Quote the records in full and leave their pictures out.

☆ ☆ ☆ ☆

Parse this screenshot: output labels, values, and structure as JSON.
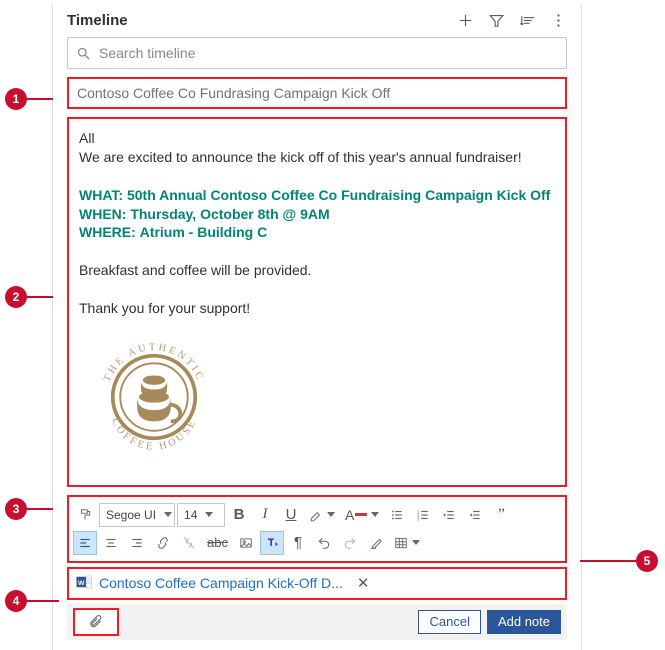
{
  "header": {
    "title": "Timeline"
  },
  "search": {
    "placeholder": "Search timeline"
  },
  "note": {
    "title": "Contoso Coffee Co Fundrasing Campaign Kick Off",
    "greeting": "All",
    "intro": "We are excited to announce the kick off of this year's annual fundraiser!",
    "what_label": "WHAT:",
    "what_value": "50th Annual Contoso Coffee Co Fundraising Campaign Kick Off",
    "when_label": "WHEN:",
    "when_value": "Thursday, October 8th @ 9AM",
    "where_label": "WHERE:",
    "where_value": "Atrium - Building C",
    "line2": "Breakfast and coffee will be provided.",
    "line3": "Thank you for your support!",
    "logo_top": "THE AUTHENTIC",
    "logo_bottom": "COFFEE HOUSE"
  },
  "toolbar": {
    "font_name": "Segoe UI",
    "font_size": "14"
  },
  "attachment": {
    "name": "Contoso Coffee Campaign Kick-Off D..."
  },
  "footer": {
    "cancel": "Cancel",
    "add": "Add note"
  },
  "callouts": {
    "c1": "1",
    "c2": "2",
    "c3": "3",
    "c4": "4",
    "c5": "5"
  }
}
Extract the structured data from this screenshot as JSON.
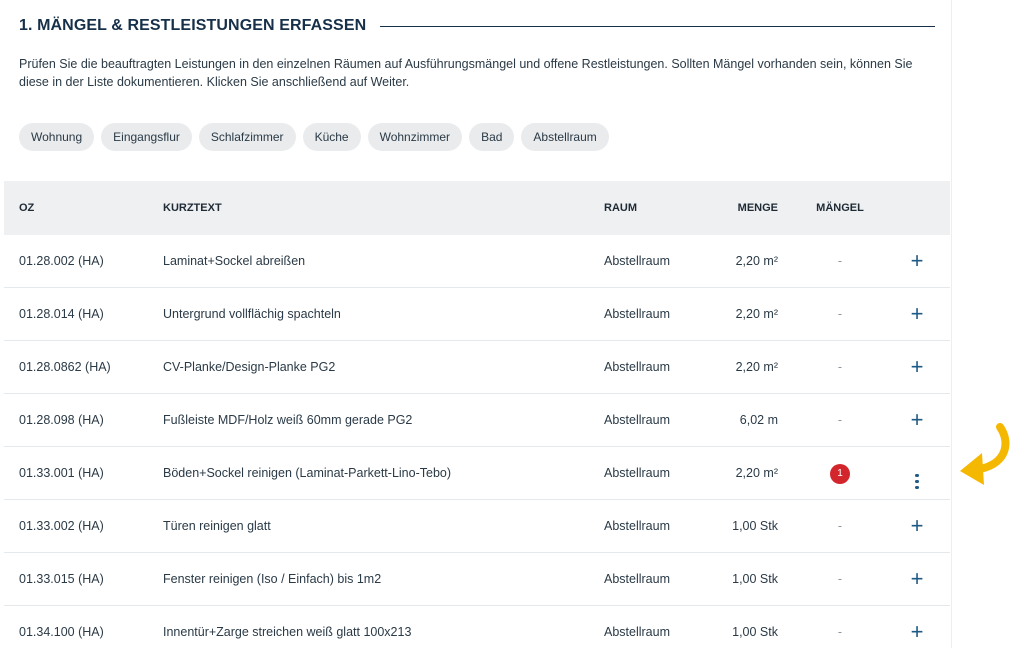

☆ ☆ ☆ ☆

Final result:
Parse this screenshot: output labels, values, and structure as JSON.
{
  "header": {
    "title": "Timeline"
  },
  "search": {
    "placeholder": "Search timeline"
  },
  "note": {
    "title": "Contoso Coffee Co Fundrasing Campaign Kick Off",
    "greeting": "All",
    "intro": "We are excited to announce the kick off of this year's annual fundraiser!",
    "what_label": "WHAT:",
    "what_value": "50th Annual Contoso Coffee Co Fundraising Campaign Kick Off",
    "when_label": "WHEN:",
    "when_value": "Thursday, October 8th @ 9AM",
    "where_label": "WHERE:",
    "where_value": "Atrium - Building C",
    "line2": "Breakfast and coffee will be provided.",
    "line3": "Thank you for your support!",
    "logo_top": "THE AUTHENTIC",
    "logo_bottom": "COFFEE HOUSE"
  },
  "toolbar": {
    "font_name": "Segoe UI",
    "font_size": "14"
  },
  "attachment": {
    "name": "Contoso Coffee Campaign Kick-Off D..."
  },
  "footer": {
    "cancel": "Cancel",
    "add": "Add note"
  },
  "callouts": {
    "c1": "1",
    "c2": "2",
    "c3": "3",
    "c4": "4",
    "c5": "5"
  }
}
Extract the structured data from this screenshot as JSON.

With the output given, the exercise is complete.